-- RECORDS FOR THE EXERCISE --

--*--

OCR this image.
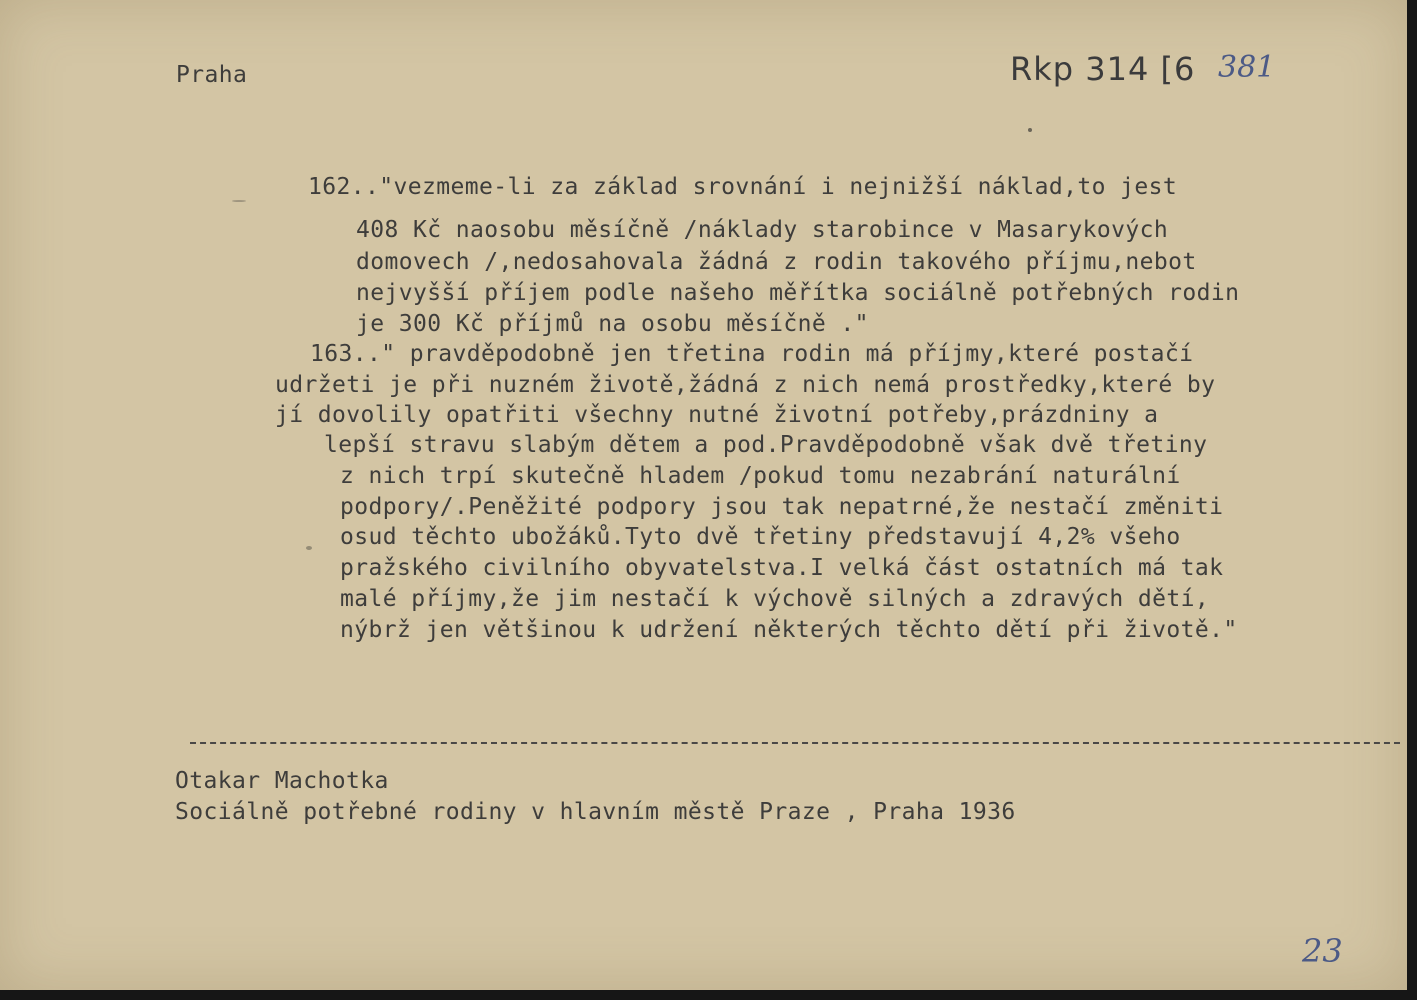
Praha	Rkp 314 [6 381
162.."vezmeme-li za základ srovnání i nejnižší náklad,to jest
408 Kč naosobu měsíčně /náklady starobince v Masarykových
domovech /,nedosahovala žádná z rodin takového příjmu,nebot
nejvyšší příjem podle našeho měřítka sociálně potřebných rodin
je 300 Kč příjmů na osobu měsíčně ."
163.." pravděpodobně jen třetina rodin má příjmy,které postačí
udržeti je při nuzném životě,žádná z nich nemá prostředky,které by
jí dovolily opatřiti všechny nutné životní potřeby,prázdniny a
lepší stravu slabým dětem a pod.Pravděpodobně však dvě třetiny
z nich trpí skutečně hladem /pokud tomu nezabrání naturální
podpory/.Peněžité podpory jsou tak nepatrné,že nestačí změniti
osud těchto ubožáků.Tyto dvě třetiny představují 4,2% všeho
pražského civilního obyvatelstva.I velká část ostatních má tak
malé příjmy,že jim nestačí k výchově silných a zdravých dětí,
nýbrž jen většinou k udržení některých těchto dětí při životě."
Otakar Machotka
Sociálně potřebné rodiny v hlavním městě Praze , Praha 1936
23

--*--

-- JOB --
Make an exact copy of all the material, but keep the pictures out of it.

-- TASK ANSWER --
OCR this image.
Praha	Rkp 314 [6 381
162.."vezmeme-li za základ srovnání i nejnižší náklad,to jest
408 Kč naosobu měsíčně /náklady starobince v Masarykových
domovech /,nedosahovala žádná z rodin takového příjmu,nebot
nejvyšší příjem podle našeho měřítka sociálně potřebných rodin
je 300 Kč příjmů na osobu měsíčně ."
163.." pravděpodobně jen třetina rodin má příjmy,které postačí
udržeti je při nuzném životě,žádná z nich nemá prostředky,které by
jí dovolily opatřiti všechny nutné životní potřeby,prázdniny a
lepší stravu slabým dětem a pod.Pravděpodobně však dvě třetiny
z nich trpí skutečně hladem /pokud tomu nezabrání naturální
podpory/.Peněžité podpory jsou tak nepatrné,že nestačí změniti
osud těchto ubožáků.Tyto dvě třetiny představují 4,2% všeho
pražského civilního obyvatelstva.I velká část ostatních má tak
malé příjmy,že jim nestačí k výchově silných a zdravých dětí,
nýbrž jen většinou k udržení některých těchto dětí při životě."
Otakar Machotka
Sociálně potřebné rodiny v hlavním městě Praze , Praha 1936
23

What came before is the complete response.